## start Data for processing

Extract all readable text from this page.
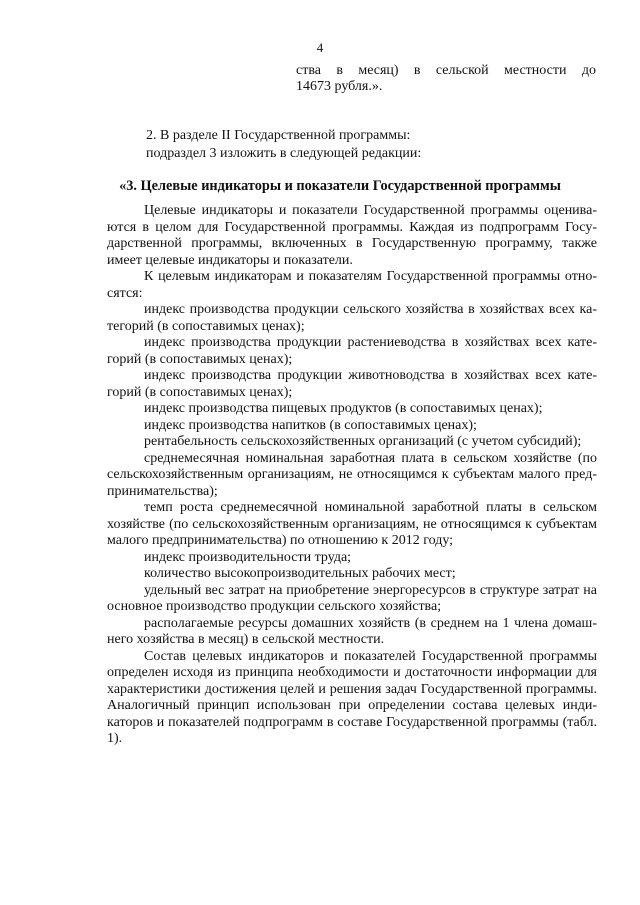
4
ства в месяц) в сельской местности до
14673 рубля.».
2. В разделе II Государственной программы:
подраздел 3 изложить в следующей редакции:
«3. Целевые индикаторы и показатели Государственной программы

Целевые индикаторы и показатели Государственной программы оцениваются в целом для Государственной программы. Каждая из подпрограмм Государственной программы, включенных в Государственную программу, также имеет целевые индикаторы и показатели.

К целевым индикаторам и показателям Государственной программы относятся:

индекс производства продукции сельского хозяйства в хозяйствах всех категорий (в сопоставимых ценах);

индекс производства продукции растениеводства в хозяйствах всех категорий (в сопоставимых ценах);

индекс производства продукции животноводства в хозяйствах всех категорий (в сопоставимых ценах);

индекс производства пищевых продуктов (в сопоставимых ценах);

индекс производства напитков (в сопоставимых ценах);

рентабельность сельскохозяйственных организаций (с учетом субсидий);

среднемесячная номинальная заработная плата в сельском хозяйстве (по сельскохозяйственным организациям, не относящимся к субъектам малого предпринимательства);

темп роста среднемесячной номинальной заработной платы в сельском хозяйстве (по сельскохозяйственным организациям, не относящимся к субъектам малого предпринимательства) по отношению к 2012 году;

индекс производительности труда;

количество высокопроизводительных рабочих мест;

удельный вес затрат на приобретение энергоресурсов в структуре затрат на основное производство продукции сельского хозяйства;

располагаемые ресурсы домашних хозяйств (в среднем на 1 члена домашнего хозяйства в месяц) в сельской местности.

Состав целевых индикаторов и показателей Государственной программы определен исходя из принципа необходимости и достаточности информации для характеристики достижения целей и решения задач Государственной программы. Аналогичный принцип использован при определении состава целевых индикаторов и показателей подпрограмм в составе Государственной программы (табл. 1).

## end Data for processing
## start Data for processing

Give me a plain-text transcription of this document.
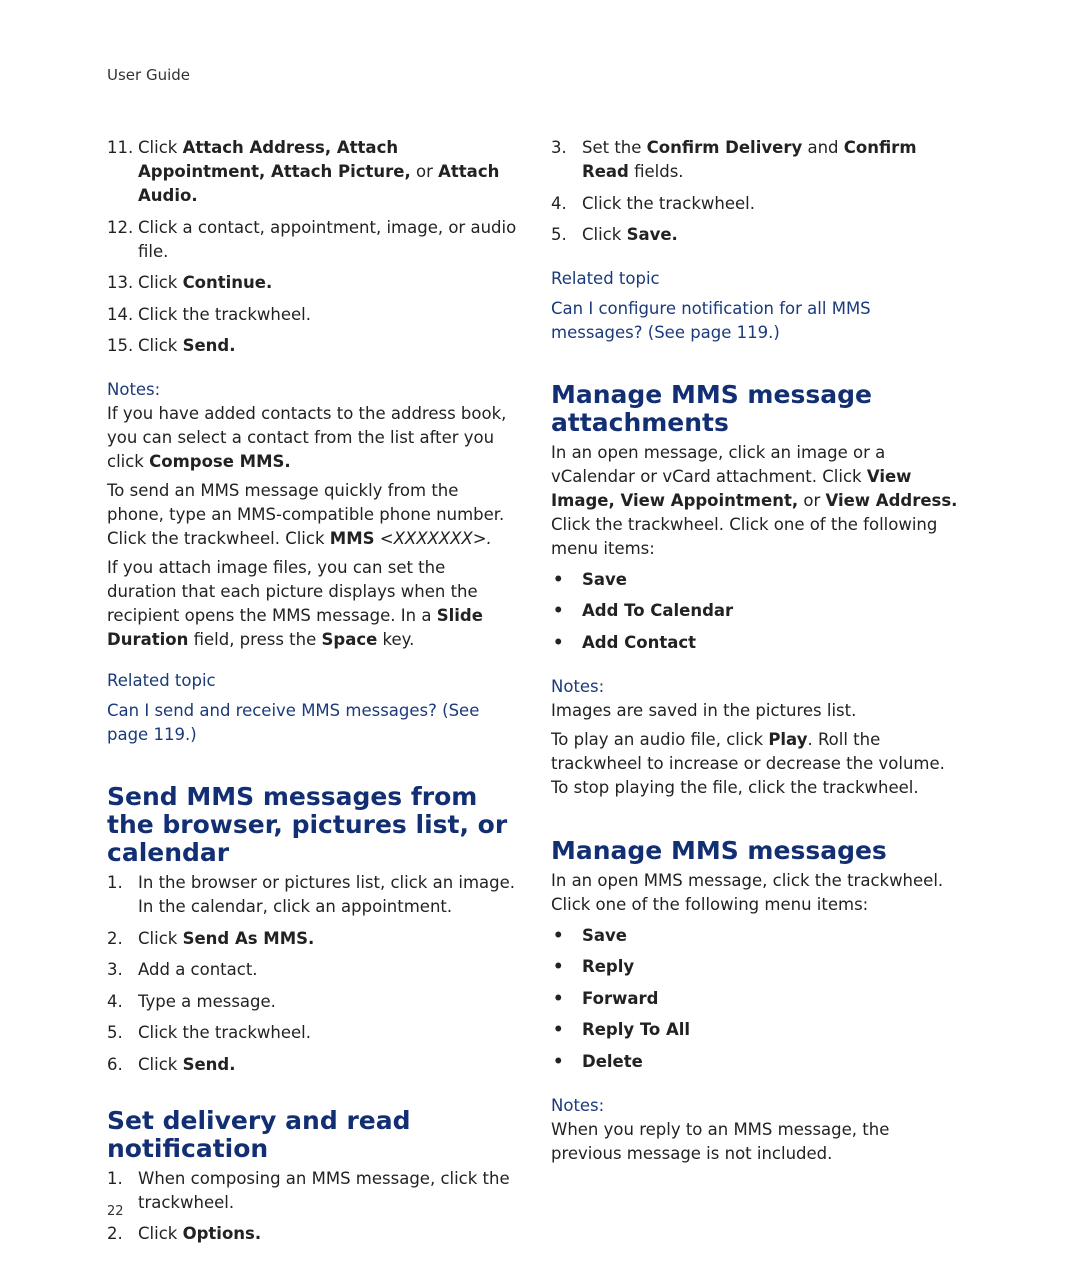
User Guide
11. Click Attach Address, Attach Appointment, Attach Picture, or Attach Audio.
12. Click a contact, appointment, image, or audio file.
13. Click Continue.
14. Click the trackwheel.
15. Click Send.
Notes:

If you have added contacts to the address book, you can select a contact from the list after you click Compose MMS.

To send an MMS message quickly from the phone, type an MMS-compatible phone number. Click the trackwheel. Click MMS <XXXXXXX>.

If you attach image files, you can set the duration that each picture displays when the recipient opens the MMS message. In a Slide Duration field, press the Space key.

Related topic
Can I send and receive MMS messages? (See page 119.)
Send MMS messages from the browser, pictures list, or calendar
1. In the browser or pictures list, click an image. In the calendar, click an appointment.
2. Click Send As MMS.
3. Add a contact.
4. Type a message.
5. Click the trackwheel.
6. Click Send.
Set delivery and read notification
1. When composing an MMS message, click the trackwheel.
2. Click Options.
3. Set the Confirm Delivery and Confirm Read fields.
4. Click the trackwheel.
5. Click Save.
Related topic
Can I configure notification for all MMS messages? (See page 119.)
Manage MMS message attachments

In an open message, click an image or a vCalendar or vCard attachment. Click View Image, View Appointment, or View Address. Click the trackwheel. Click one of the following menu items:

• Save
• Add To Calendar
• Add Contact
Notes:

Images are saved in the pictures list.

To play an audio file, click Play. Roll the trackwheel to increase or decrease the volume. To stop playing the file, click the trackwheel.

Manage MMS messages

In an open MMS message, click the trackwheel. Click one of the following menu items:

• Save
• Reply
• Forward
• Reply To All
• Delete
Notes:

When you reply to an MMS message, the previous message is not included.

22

## end Data for processing
## start Data for processing

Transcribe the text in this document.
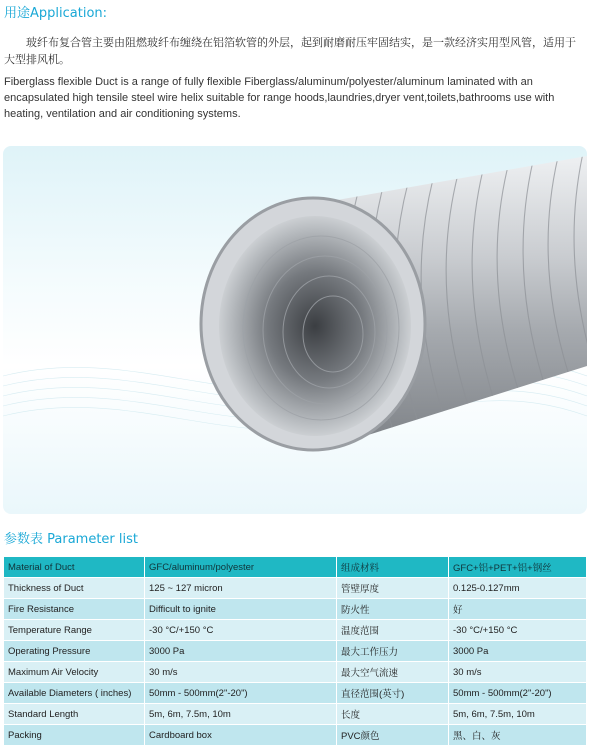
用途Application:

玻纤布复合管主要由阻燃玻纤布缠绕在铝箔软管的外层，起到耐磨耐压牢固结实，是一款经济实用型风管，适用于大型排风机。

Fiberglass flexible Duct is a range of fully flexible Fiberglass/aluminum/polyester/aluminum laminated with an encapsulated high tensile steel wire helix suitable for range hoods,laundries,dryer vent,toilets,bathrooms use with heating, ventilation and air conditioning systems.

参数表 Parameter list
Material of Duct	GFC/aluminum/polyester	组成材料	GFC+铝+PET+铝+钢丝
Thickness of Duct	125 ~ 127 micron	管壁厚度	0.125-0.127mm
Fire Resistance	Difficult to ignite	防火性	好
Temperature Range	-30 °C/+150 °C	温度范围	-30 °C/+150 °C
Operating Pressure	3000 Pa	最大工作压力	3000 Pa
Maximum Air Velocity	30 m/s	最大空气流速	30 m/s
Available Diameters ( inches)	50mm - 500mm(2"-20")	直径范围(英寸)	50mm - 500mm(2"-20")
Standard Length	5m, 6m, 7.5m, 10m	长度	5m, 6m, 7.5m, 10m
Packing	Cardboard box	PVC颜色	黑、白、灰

## end Data for processing

- Instructions to follow
Every line that holds the word "following" should be extracted.

- Result for this task
In an open message, click an image or a vCalendar or vCard attachment. Click View Image, View Appointment, or View Address. Click the trackwheel. Click one of the following menu items:
In an open MMS message, click the trackwheel. Click one of the following menu items:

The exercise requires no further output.